[Your objective]: Pull each line containing "stars" out of the data and copy it.

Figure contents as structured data
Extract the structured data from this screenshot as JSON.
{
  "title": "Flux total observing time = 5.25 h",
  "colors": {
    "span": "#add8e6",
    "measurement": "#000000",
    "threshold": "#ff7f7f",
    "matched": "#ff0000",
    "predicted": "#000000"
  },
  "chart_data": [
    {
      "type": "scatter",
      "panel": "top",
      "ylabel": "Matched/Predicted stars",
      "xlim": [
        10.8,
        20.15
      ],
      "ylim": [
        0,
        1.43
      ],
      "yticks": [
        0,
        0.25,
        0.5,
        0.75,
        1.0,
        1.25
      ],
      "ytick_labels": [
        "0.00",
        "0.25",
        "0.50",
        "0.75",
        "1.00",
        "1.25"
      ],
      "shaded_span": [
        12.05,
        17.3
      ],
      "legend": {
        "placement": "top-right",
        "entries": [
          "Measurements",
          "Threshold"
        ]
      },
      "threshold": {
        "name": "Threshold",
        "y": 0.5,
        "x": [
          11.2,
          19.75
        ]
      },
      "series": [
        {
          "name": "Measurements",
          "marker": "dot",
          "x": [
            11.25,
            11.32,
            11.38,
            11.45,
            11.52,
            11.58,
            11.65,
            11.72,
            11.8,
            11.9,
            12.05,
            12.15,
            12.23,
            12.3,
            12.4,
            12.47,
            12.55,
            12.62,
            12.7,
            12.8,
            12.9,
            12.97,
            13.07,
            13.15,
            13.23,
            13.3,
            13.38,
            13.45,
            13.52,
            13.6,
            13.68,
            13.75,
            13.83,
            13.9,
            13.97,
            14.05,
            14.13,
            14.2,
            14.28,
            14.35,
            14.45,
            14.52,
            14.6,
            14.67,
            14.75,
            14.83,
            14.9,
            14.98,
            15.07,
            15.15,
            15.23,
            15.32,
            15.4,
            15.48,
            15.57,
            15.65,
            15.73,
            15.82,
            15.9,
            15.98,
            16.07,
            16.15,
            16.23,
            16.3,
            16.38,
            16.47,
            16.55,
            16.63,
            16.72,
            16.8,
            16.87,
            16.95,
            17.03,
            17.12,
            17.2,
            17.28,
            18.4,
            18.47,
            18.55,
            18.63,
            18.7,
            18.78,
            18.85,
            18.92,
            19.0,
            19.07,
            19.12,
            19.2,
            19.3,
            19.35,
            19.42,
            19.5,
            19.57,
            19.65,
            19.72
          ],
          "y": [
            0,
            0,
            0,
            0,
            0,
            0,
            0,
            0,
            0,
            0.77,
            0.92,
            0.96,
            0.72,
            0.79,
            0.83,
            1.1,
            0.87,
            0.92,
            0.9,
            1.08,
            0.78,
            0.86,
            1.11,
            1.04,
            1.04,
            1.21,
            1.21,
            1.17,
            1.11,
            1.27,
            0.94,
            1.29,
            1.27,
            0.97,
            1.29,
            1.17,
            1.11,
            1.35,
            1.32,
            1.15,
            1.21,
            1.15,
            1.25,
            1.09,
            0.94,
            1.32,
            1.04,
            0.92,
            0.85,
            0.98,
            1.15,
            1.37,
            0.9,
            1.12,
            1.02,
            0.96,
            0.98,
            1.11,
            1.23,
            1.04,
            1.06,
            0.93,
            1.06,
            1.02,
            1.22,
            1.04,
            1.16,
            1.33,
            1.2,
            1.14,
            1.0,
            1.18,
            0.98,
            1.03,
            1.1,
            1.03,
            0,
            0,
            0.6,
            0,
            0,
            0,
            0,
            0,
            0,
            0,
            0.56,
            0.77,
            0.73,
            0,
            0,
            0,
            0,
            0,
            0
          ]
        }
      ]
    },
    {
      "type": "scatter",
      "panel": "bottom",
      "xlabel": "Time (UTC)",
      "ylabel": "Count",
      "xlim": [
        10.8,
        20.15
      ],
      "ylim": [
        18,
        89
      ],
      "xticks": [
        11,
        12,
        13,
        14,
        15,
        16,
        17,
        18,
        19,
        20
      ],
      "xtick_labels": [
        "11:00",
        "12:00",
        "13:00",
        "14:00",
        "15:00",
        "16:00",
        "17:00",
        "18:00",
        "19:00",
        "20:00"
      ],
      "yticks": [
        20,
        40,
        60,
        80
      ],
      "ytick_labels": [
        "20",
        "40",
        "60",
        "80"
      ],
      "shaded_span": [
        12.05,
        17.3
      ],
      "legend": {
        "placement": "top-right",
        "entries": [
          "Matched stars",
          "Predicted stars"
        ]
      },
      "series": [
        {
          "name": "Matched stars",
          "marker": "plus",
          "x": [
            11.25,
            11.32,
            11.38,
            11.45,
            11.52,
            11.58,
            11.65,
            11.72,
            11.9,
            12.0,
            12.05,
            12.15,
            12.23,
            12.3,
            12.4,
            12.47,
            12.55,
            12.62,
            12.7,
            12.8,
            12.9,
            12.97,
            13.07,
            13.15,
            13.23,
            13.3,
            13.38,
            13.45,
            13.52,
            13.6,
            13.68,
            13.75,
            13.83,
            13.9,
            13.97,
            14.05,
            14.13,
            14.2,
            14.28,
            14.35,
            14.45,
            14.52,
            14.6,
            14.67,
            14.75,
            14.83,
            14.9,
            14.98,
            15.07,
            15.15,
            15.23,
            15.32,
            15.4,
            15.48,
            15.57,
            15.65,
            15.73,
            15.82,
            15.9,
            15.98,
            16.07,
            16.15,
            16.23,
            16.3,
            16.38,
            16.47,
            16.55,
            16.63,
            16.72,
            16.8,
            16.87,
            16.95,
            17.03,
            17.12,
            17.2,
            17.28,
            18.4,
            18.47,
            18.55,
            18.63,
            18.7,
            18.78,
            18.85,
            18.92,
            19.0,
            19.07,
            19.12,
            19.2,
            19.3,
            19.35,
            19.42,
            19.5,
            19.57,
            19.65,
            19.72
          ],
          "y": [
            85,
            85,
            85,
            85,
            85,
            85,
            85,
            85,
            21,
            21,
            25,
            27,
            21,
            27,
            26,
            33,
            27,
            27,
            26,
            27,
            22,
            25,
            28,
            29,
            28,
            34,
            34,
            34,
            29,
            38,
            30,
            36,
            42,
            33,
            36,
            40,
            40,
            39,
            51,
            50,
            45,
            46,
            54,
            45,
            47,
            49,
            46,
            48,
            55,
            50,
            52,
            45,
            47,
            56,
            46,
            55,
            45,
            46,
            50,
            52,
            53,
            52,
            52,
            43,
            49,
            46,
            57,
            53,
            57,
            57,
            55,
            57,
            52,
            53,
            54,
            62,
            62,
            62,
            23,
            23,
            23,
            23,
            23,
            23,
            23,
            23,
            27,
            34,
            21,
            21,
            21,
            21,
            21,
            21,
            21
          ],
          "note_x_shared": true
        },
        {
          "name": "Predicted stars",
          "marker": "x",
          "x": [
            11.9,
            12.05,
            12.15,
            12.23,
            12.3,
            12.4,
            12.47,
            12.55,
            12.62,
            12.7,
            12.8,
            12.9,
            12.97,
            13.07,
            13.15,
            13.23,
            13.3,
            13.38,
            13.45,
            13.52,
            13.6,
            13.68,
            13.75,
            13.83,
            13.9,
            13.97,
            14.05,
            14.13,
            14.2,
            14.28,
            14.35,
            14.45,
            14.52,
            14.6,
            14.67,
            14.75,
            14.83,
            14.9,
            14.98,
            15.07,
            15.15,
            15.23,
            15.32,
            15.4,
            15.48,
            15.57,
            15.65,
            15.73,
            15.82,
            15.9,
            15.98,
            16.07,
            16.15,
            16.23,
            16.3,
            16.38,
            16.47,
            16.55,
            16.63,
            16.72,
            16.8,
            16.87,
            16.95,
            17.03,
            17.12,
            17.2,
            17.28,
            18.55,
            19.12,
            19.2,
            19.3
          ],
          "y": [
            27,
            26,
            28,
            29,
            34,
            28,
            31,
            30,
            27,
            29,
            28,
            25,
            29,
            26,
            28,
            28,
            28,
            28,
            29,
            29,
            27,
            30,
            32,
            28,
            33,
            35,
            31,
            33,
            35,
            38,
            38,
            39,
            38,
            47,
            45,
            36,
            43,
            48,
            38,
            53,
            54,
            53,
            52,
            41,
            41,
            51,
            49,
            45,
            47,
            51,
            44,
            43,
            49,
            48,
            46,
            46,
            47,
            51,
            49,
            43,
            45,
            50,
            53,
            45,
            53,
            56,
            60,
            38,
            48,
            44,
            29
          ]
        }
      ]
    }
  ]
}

[Answer to this problem]:
      "ylabel": "Matched/Predicted stars",
          "Matched stars",
          "Predicted stars"
          "name": "Matched stars",
          "name": "Predicted stars",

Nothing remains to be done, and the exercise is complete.